Exercise prompt: Would you copy every line of the data below, unchanged and word for word?

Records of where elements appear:

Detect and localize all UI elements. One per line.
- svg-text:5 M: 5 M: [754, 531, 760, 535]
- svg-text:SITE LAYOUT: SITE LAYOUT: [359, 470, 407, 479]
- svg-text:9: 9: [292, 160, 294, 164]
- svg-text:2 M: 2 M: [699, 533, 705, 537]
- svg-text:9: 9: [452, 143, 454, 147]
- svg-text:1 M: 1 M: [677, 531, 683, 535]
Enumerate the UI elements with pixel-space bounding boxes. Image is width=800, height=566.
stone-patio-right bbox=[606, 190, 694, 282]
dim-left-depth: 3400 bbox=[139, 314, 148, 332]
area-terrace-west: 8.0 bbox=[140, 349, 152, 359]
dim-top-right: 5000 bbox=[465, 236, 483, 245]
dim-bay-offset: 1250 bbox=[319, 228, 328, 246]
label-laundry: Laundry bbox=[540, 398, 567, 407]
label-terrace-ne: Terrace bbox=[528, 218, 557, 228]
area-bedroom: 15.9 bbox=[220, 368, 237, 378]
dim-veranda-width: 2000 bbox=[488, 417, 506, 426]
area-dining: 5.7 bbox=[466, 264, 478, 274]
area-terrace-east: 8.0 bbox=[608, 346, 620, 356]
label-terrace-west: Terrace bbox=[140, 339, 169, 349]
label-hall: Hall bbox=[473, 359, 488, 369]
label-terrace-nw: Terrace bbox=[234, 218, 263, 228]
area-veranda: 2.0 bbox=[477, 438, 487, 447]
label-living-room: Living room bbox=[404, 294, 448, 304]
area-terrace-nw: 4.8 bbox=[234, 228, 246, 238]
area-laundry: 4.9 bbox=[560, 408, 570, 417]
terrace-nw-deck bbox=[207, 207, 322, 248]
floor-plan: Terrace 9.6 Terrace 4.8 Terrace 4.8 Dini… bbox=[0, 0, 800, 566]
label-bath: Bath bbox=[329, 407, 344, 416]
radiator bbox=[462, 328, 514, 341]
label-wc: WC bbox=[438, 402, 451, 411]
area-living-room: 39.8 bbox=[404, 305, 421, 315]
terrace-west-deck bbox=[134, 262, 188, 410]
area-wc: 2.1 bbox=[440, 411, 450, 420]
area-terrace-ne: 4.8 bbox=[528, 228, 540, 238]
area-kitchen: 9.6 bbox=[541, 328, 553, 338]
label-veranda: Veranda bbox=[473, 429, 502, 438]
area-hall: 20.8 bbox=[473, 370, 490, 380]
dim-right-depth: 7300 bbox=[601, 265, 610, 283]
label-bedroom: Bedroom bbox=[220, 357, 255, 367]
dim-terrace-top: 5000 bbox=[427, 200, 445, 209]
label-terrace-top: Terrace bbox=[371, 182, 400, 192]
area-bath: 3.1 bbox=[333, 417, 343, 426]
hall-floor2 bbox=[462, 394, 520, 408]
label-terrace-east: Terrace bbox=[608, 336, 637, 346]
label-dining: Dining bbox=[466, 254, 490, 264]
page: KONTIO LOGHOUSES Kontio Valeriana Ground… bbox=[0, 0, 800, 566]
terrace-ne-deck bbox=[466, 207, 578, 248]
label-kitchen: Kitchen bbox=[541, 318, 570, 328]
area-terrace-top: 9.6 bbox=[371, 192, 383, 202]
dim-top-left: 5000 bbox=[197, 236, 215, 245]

Solved problem:
Detect and localize all UI elements. One per line.
- svg-text:5 M: 5 M: [754, 531, 760, 535]
- svg-text:SITE LAYOUT: SITE LAYOUT: [359, 470, 407, 479]
- svg-text:9: 9: [292, 160, 294, 164]
- svg-text:2 M: 2 M: [699, 533, 705, 537]
- svg-text:9: 9: [452, 143, 454, 147]
- svg-text:1 M: 1 M: [677, 531, 683, 535]
Enumerate the UI elements with pixel-space bounding boxes. Image is width=800, height=566.
stone-patio-right bbox=[606, 190, 694, 282]
dim-left-depth: 3400 bbox=[139, 314, 148, 332]
area-terrace-west: 8.0 bbox=[140, 349, 152, 359]
dim-top-right: 5000 bbox=[465, 236, 483, 245]
dim-bay-offset: 1250 bbox=[319, 228, 328, 246]
label-laundry: Laundry bbox=[540, 398, 567, 407]
label-terrace-ne: Terrace bbox=[528, 218, 557, 228]
area-bedroom: 15.9 bbox=[220, 368, 237, 378]
dim-veranda-width: 2000 bbox=[488, 417, 506, 426]
area-dining: 5.7 bbox=[466, 264, 478, 274]
area-terrace-east: 8.0 bbox=[608, 346, 620, 356]
label-terrace-west: Terrace bbox=[140, 339, 169, 349]
label-hall: Hall bbox=[473, 359, 488, 369]
label-terrace-nw: Terrace bbox=[234, 218, 263, 228]
area-veranda: 2.0 bbox=[477, 438, 487, 447]
label-living-room: Living room bbox=[404, 294, 448, 304]
area-terrace-nw: 4.8 bbox=[234, 228, 246, 238]
area-laundry: 4.9 bbox=[560, 408, 570, 417]
terrace-nw-deck bbox=[207, 207, 322, 248]
floor-plan: Terrace 9.6 Terrace 4.8 Terrace 4.8 Dini… bbox=[0, 0, 800, 566]
label-bath: Bath bbox=[329, 407, 344, 416]
radiator bbox=[462, 328, 514, 341]
label-wc: WC bbox=[438, 402, 451, 411]
area-living-room: 39.8 bbox=[404, 305, 421, 315]
terrace-west-deck bbox=[134, 262, 188, 410]
area-wc: 2.1 bbox=[440, 411, 450, 420]
area-terrace-ne: 4.8 bbox=[528, 228, 540, 238]
area-kitchen: 9.6 bbox=[541, 328, 553, 338]
label-veranda: Veranda bbox=[473, 429, 502, 438]
area-hall: 20.8 bbox=[473, 370, 490, 380]
dim-right-depth: 7300 bbox=[601, 265, 610, 283]
label-bedroom: Bedroom bbox=[220, 357, 255, 367]
dim-terrace-top: 5000 bbox=[427, 200, 445, 209]
label-terrace-top: Terrace bbox=[371, 182, 400, 192]
area-bath: 3.1 bbox=[333, 417, 343, 426]
hall-floor2 bbox=[462, 394, 520, 408]
label-terrace-east: Terrace bbox=[608, 336, 637, 346]
label-dining: Dining bbox=[466, 254, 490, 264]
page: KONTIO LOGHOUSES Kontio Valeriana Ground… bbox=[0, 0, 800, 566]
terrace-ne-deck bbox=[466, 207, 578, 248]
label-kitchen: Kitchen bbox=[541, 318, 570, 328]
area-terrace-top: 9.6 bbox=[371, 192, 383, 202]
dim-top-left: 5000 bbox=[197, 236, 215, 245]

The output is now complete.